• **Objective**
Find each line that has the string "نجسا" and give the total, with nothing else.

• **Stored records**
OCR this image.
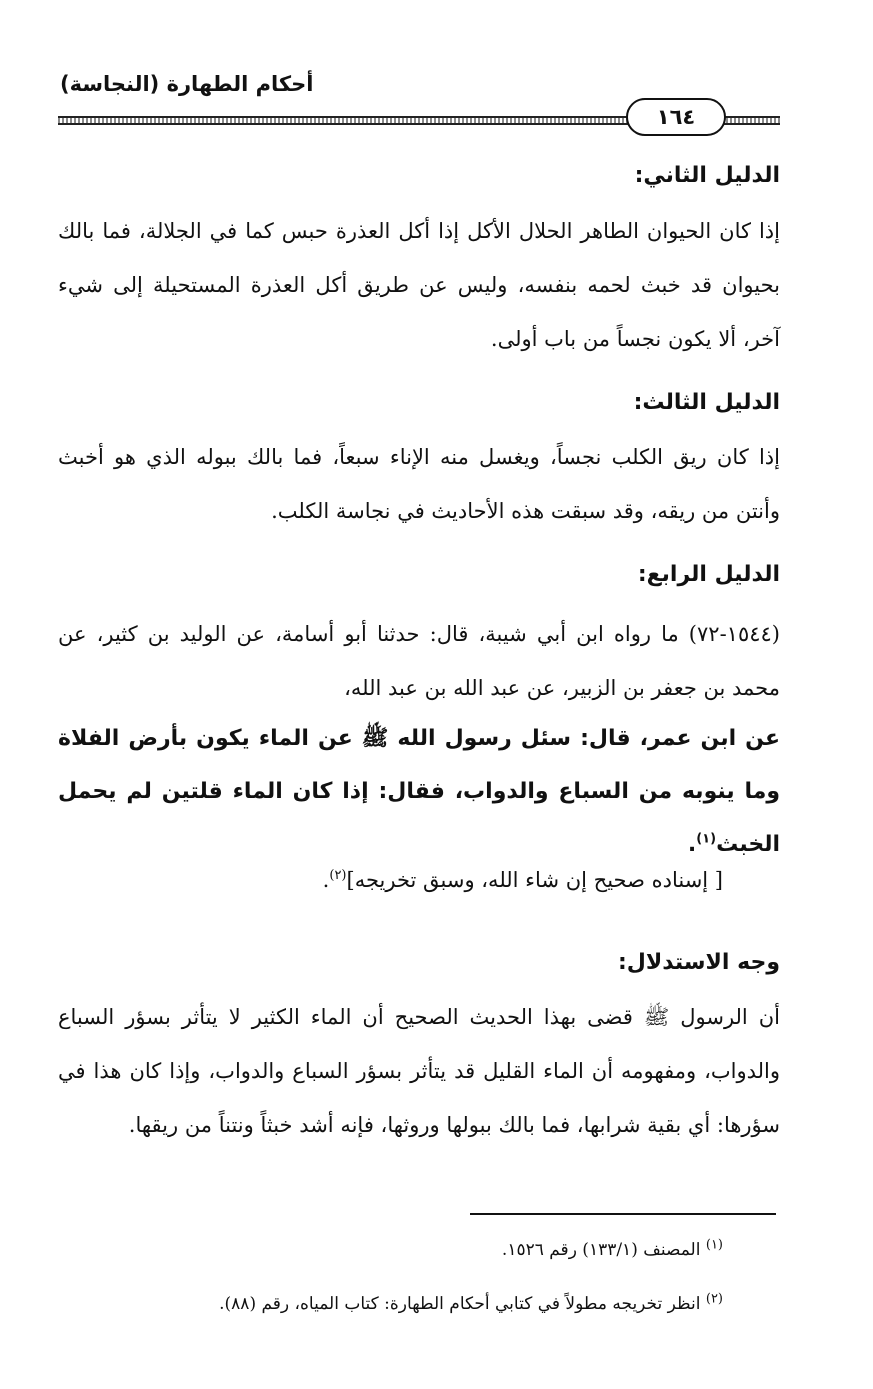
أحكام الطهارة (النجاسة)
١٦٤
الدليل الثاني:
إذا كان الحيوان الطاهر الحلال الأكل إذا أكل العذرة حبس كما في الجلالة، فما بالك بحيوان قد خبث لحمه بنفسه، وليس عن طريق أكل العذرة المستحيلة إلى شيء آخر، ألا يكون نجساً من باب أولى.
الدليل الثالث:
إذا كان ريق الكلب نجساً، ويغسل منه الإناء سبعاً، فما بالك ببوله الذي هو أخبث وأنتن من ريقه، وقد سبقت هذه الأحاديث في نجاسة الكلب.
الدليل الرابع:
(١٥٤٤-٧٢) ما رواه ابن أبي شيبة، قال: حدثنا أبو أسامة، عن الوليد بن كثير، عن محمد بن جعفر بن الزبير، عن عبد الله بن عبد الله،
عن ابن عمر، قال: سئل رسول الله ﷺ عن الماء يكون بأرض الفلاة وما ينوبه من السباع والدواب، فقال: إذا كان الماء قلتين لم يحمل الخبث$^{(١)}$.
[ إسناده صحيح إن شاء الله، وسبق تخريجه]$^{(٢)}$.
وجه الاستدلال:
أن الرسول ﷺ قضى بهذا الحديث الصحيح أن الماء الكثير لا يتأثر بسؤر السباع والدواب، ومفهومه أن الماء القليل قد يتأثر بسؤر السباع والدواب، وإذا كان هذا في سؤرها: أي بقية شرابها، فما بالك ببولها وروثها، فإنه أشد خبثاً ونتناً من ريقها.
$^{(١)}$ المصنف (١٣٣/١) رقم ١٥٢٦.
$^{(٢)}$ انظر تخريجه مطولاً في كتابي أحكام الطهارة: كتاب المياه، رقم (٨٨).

* * *

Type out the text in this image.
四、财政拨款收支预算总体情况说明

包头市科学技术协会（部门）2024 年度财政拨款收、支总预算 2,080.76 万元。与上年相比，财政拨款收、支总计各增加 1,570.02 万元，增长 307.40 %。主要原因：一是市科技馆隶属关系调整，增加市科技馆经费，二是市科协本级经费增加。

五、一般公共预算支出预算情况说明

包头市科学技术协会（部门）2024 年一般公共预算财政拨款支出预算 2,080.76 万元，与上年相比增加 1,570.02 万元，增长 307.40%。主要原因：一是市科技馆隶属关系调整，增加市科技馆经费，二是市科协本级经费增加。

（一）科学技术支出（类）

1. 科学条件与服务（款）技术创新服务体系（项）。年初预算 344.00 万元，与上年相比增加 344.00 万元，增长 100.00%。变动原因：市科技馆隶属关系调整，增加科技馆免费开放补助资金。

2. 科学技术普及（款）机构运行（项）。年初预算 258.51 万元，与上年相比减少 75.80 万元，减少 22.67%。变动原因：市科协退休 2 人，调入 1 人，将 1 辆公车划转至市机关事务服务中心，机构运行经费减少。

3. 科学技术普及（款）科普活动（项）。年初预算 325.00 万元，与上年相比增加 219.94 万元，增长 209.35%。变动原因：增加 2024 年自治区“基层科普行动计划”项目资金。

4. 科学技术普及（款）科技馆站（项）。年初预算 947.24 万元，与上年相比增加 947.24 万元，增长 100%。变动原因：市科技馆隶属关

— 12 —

• **Written response**
2